:: Written task ::
Put only the lines of the material starting at the line that contains "feature-badge-list: 高透度 低酸迁移量" and ending at the line that contains "arrow-chevrons-icon: [618, 435, 738, 585]" into a numbered list, omitting any blank lines.

:: Extracted material ::
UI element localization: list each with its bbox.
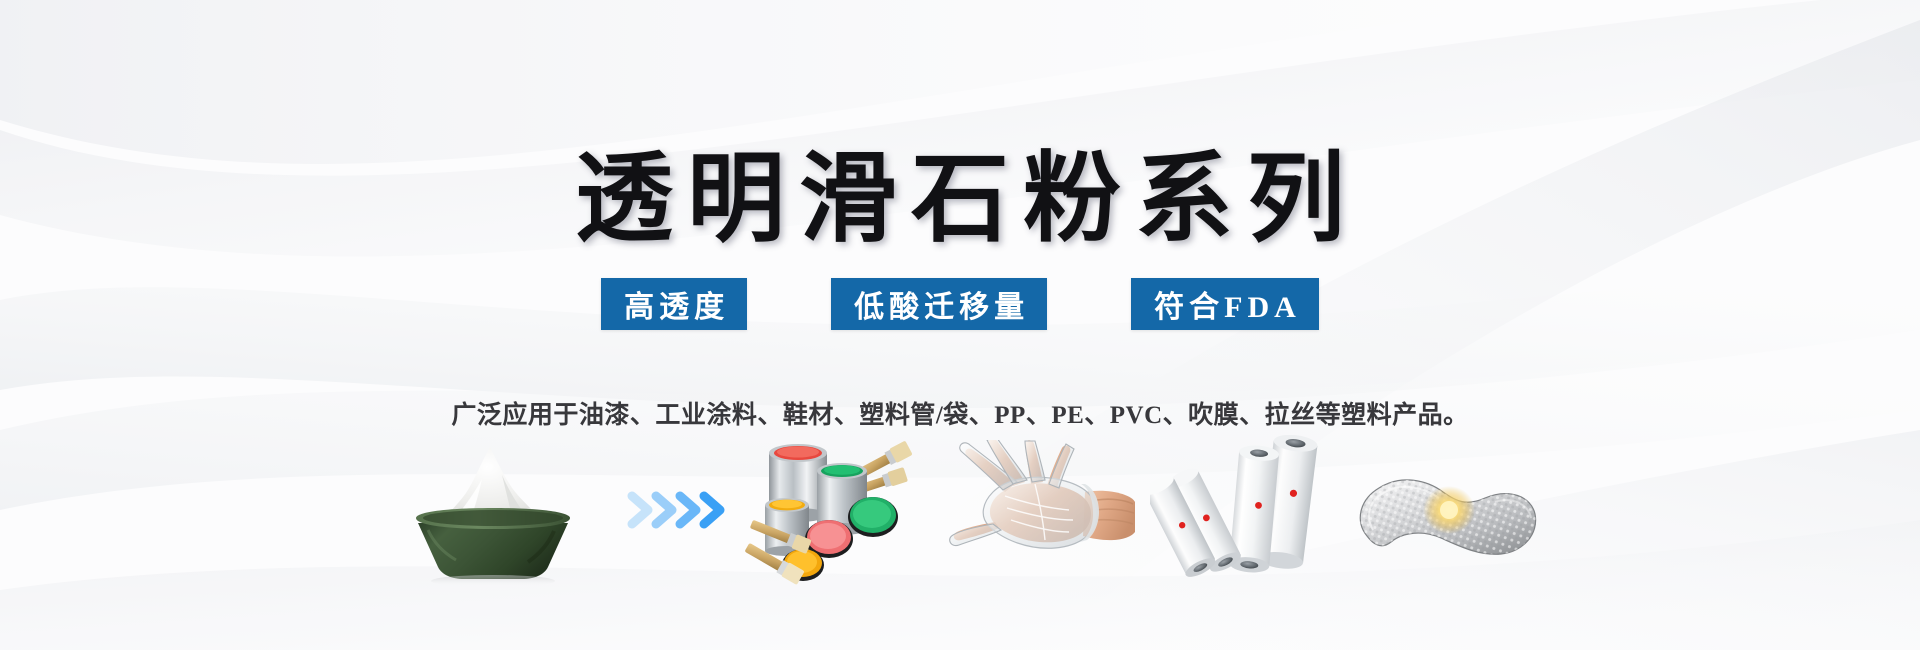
feature-badge-list: 高透度 低酸迁移量 符合FDA: [0, 278, 1920, 330]
application-image-strip: [0, 430, 1920, 590]
product-banner: 透明滑石粉系列 高透度 低酸迁移量 符合FDA 广泛应用于油漆、工业涂料、鞋材、…: [0, 0, 1920, 650]
plastic-film-rolls-image: [1143, 435, 1338, 585]
status-badge-high-transparency: 高透度: [601, 278, 747, 330]
applications-subtitle: 广泛应用于油漆、工业涂料、鞋材、塑料管/袋、PP、PE、PVC、吹膜、拉丝等塑料…: [0, 395, 1920, 431]
shoe-sole-image: [1338, 435, 1553, 585]
page-title: 透明滑石粉系列: [561, 148, 1359, 254]
paint-cans-image: [738, 435, 928, 585]
arrow-chevrons-icon: [618, 435, 738, 585]
status-badge-fda-compliant: 符合FDA: [1131, 278, 1319, 330]
plastic-glove-hand-image: [928, 435, 1143, 585]
talc-powder-bowl-image: [368, 435, 618, 585]
status-badge-low-acid-migration: 低酸迁移量: [831, 278, 1047, 330]
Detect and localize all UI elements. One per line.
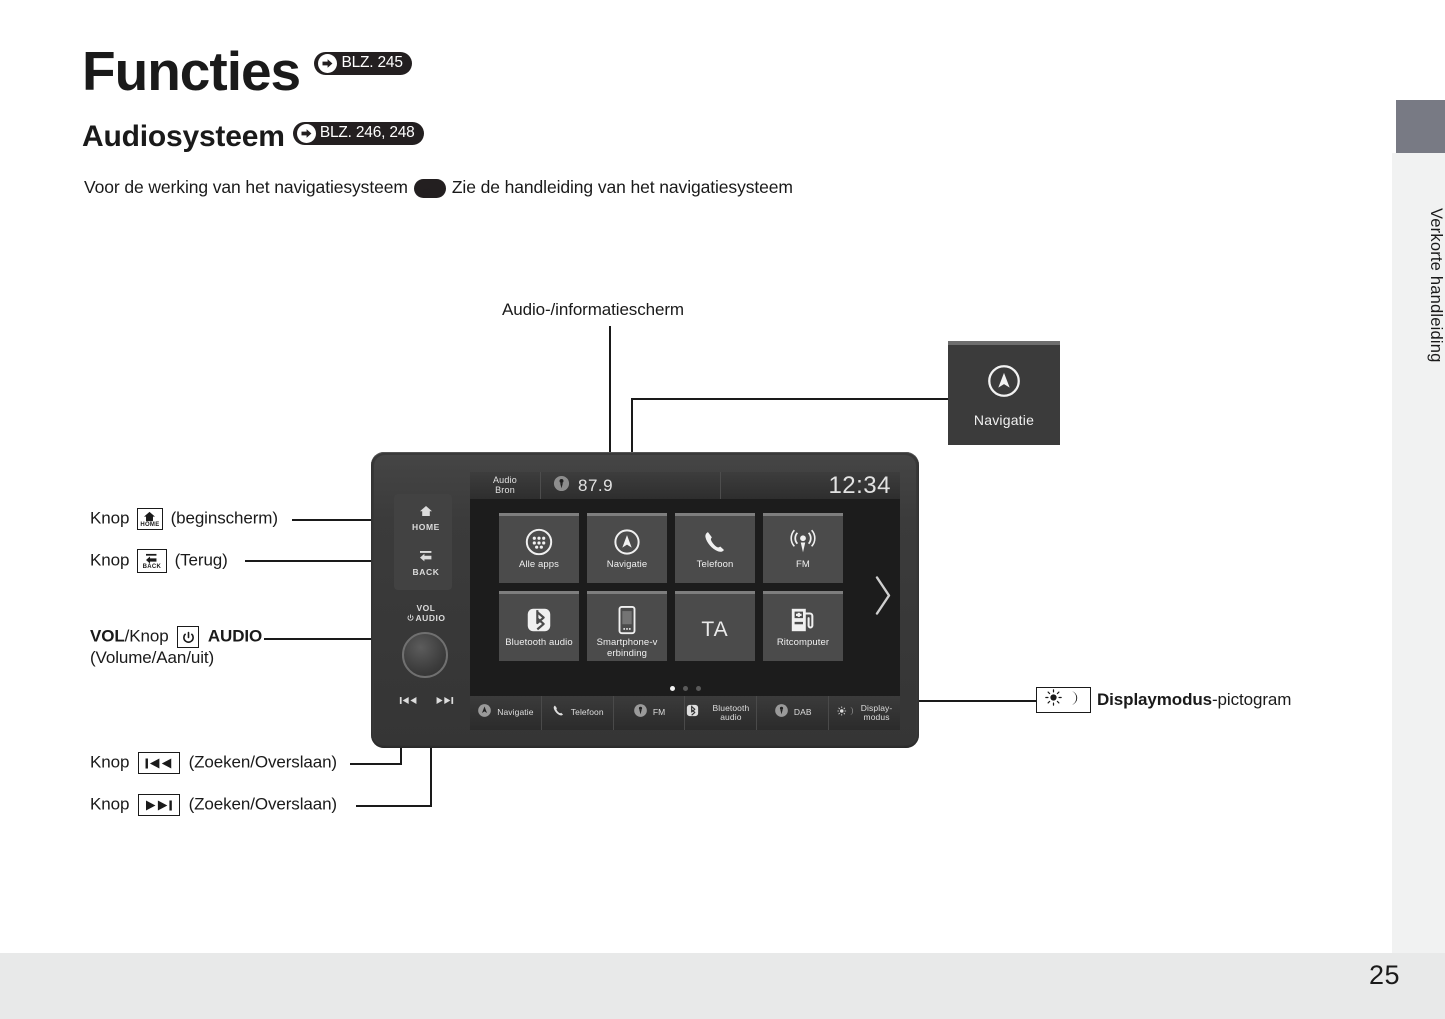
callout-next-suffix: (Zoeken/Overslaan) xyxy=(189,794,337,813)
sun-moon-icon xyxy=(837,704,856,722)
callout-vol-sub: (Volume/Aan/uit) xyxy=(90,648,214,668)
callout-displaymode-bold: Displaymodus xyxy=(1097,690,1212,709)
tile-label: Alle apps xyxy=(517,560,561,571)
phone-handset-icon xyxy=(551,703,566,723)
tile-label: FM xyxy=(794,560,812,571)
bottombar-label: Display- modus xyxy=(861,704,893,723)
home-tile-area: Alle apps Navigatie xyxy=(470,499,900,696)
page-dot-1[interactable] xyxy=(670,686,675,691)
fm-antenna-icon xyxy=(774,703,789,723)
arrow-right-icon xyxy=(318,54,337,73)
tile-label: Bluetooth audio xyxy=(503,638,575,649)
hardware-button-column: HOME BACK VOL xyxy=(390,464,462,736)
callout-vol-bold: VOL xyxy=(90,626,125,645)
bottombar-label: Bluetooth audio xyxy=(705,704,756,723)
bottombar-label: FM xyxy=(653,708,665,717)
page-indicator-dots xyxy=(470,686,900,691)
bottombar-bluetooth-audio[interactable]: Bluetooth audio xyxy=(685,696,757,730)
callout-prev-suffix: (Zoeken/Overslaan) xyxy=(189,752,337,771)
next-page-chevron-icon[interactable] xyxy=(872,571,894,624)
callout-displaymode: Displaymodus-pictogram xyxy=(1097,690,1291,710)
tile-ta[interactable]: TA xyxy=(675,591,755,661)
callout-back-suffix: (Terug) xyxy=(175,550,228,569)
page-dot-3[interactable] xyxy=(696,686,701,691)
frequency-display: 87.9 xyxy=(541,475,613,497)
clock: 12:34 xyxy=(828,472,900,500)
tile-label: Ritcomputer xyxy=(775,638,831,649)
tile-telefoon[interactable]: Telefoon xyxy=(675,513,755,583)
bottombar-displaymodus[interactable]: Display- modus xyxy=(829,696,900,730)
callout-vol-audio: VOL/Knop AUDIO xyxy=(90,626,262,648)
intro-text-before: Voor de werking van het navigatiesysteem xyxy=(84,177,408,198)
skip-next-button[interactable] xyxy=(435,692,454,710)
skip-button-row xyxy=(390,692,462,710)
intro-line: Voor de werking van het navigatiesysteem… xyxy=(84,177,793,198)
bottombar-telefoon[interactable]: Telefoon xyxy=(542,696,614,730)
fm-antenna-icon xyxy=(788,524,818,560)
skip-previous-icon xyxy=(138,752,180,774)
home-key-caption: HOME xyxy=(140,522,159,528)
tile-navigatie[interactable]: Navigatie xyxy=(587,513,667,583)
page-reference-badge[interactable]: BLZ. 245 xyxy=(314,52,411,75)
screen-bottom-bar: Navigatie Telefoon xyxy=(470,696,900,730)
bottombar-label: DAB xyxy=(794,708,812,717)
volume-knob[interactable] xyxy=(402,632,448,678)
callout-audio-bold: AUDIO xyxy=(208,626,262,645)
arrow-right-icon xyxy=(297,124,316,143)
bottombar-navigatie[interactable]: Navigatie xyxy=(470,696,542,730)
tile-fm[interactable]: FM xyxy=(763,513,843,583)
status-bar: Audio Bron 87.9 xyxy=(470,472,900,499)
navigation-compass-icon xyxy=(612,524,642,560)
navigation-compass-icon xyxy=(985,362,1023,405)
callout-home: Knop HOME (beginscherm) xyxy=(90,508,278,530)
fm-antenna-icon xyxy=(633,703,648,723)
moon-icon xyxy=(1067,690,1082,711)
navigatie-zoom-label: Navigatie xyxy=(974,412,1034,428)
bottombar-label: Telefoon xyxy=(571,708,604,717)
side-tab-block xyxy=(1396,100,1445,153)
callout-next: Knop (Zoeken/Overslaan) xyxy=(90,794,337,816)
app-tile-grid: Alle apps Navigatie xyxy=(499,513,843,661)
back-key-icon: BACK xyxy=(137,549,167,573)
navigatie-zoom-callout[interactable]: Navigatie xyxy=(948,341,1060,445)
smartphone-icon xyxy=(616,602,638,638)
back-icon xyxy=(418,549,434,566)
tile-smartphone-verbinding[interactable]: Smartphone-v erbinding xyxy=(587,591,667,661)
callout-home-suffix: (beginscherm) xyxy=(171,508,278,527)
bottombar-fm[interactable]: FM xyxy=(614,696,686,730)
home-icon xyxy=(419,504,433,521)
volume-knob-caption-line2: AUDIO xyxy=(416,614,446,624)
fuel-pump-icon xyxy=(789,602,817,638)
bluetooth-icon xyxy=(524,602,554,638)
home-key-icon: HOME xyxy=(137,508,163,530)
leader-line-prev xyxy=(350,763,402,765)
power-key-icon xyxy=(177,626,199,648)
intro-text-after: Zie de handleiding van het navigatiesyst… xyxy=(452,177,793,198)
volume-knob-caption: VOL AUDIO xyxy=(390,604,462,625)
section-reference-badge[interactable]: BLZ. 246, 248 xyxy=(293,122,424,145)
home-button[interactable]: HOME xyxy=(390,504,462,532)
fm-antenna-icon xyxy=(553,475,570,497)
tile-ritcomputer[interactable]: Ritcomputer xyxy=(763,591,843,661)
leader-line-navzoom xyxy=(631,398,949,400)
section-reference-text: BLZ. 246, 248 xyxy=(320,125,415,142)
page-title-text: Functies xyxy=(82,40,300,102)
see-reference-badge[interactable] xyxy=(414,179,446,198)
callout-back-prefix: Knop xyxy=(90,550,129,569)
section-title: Audiosysteem BLZ. 246, 248 xyxy=(82,122,424,152)
page-title: Functies BLZ. 245 xyxy=(82,44,412,99)
home-button-label: HOME xyxy=(390,523,462,532)
sun-icon xyxy=(1045,689,1062,711)
skip-next-icon xyxy=(138,794,180,816)
callout-screen-label: Audio-/informatiescherm xyxy=(502,300,684,320)
tile-label: TA xyxy=(701,618,728,642)
page-dot-2[interactable] xyxy=(683,686,688,691)
frequency-value: 87.9 xyxy=(578,476,613,496)
bottombar-label: Navigatie xyxy=(497,708,533,717)
tile-label: Smartphone-v erbinding xyxy=(587,638,667,659)
page-reference-text: BLZ. 245 xyxy=(341,55,402,72)
tile-label: Navigatie xyxy=(605,560,650,571)
callout-displaymode-rest: -pictogram xyxy=(1212,690,1291,709)
tile-label: Telefoon xyxy=(695,560,736,571)
bottombar-label-line2: modus xyxy=(864,712,890,722)
audio-information-screen[interactable]: Audio Bron 87.9 xyxy=(470,472,900,730)
power-icon xyxy=(407,614,414,625)
tile-alle-apps[interactable]: Alle apps xyxy=(499,513,579,583)
audio-source-line2: Bron xyxy=(470,486,540,495)
tile-bluetooth-audio[interactable]: Bluetooth audio xyxy=(499,591,579,661)
callout-vol-mid: /Knop xyxy=(125,626,169,645)
apps-grid-icon xyxy=(524,524,554,560)
back-key-caption: BACK xyxy=(143,564,162,570)
status-divider-2 xyxy=(720,472,721,499)
back-button[interactable]: BACK xyxy=(390,549,462,577)
arrow-right-icon xyxy=(422,181,437,196)
callout-back: Knop BACK (Terug) xyxy=(90,549,228,573)
footer-band xyxy=(0,953,1445,1019)
phone-handset-icon xyxy=(700,524,730,560)
head-unit: HOME BACK VOL xyxy=(371,452,919,748)
displaymode-icon-box xyxy=(1036,687,1091,713)
page-number: 25 xyxy=(1369,960,1400,991)
callout-prev: Knop (Zoeken/Overslaan) xyxy=(90,752,337,774)
callout-prev-prefix: Knop xyxy=(90,752,129,771)
leader-line-next xyxy=(356,805,432,807)
side-tab-label: Verkorte handleiding xyxy=(1392,153,1445,413)
callout-home-prefix: Knop xyxy=(90,508,129,527)
bluetooth-icon xyxy=(685,703,700,723)
back-button-label: BACK xyxy=(390,568,462,577)
bottombar-dab[interactable]: DAB xyxy=(757,696,829,730)
section-title-text: Audiosysteem xyxy=(82,120,285,153)
callout-next-prefix: Knop xyxy=(90,794,129,813)
skip-previous-button[interactable] xyxy=(399,692,418,710)
navigation-compass-icon xyxy=(477,703,492,723)
audio-source-label[interactable]: Audio Bron xyxy=(470,476,540,495)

:: Response ::
1. feature-badge-list: 高透度 低酸迁移量 符合FDA: [0, 278, 1920, 330]
2. application-image-strip: [0, 430, 1920, 590]
3. product-banner: 透明滑石粉系列 高透度 低酸迁移量 符合FDA 广泛应用于油漆、工业涂料、鞋材、…: [0, 0, 1920, 650]
4. plastic-film-rolls-image: [1143, 435, 1338, 585]
5. status-badge-high-transparency: 高透度: [601, 278, 747, 330]
6. applications-subtitle: 广泛应用于油漆、工业涂料、鞋材、塑料管/袋、PP、PE、PVC、吹膜、拉丝等塑料…: [0, 395, 1920, 431]
7. shoe-sole-image: [1338, 435, 1553, 585]
8. page-title: 透明滑石粉系列: [561, 148, 1359, 254]
9. paint-cans-image: [738, 435, 928, 585]
10. arrow-chevrons-icon: [618, 435, 738, 585]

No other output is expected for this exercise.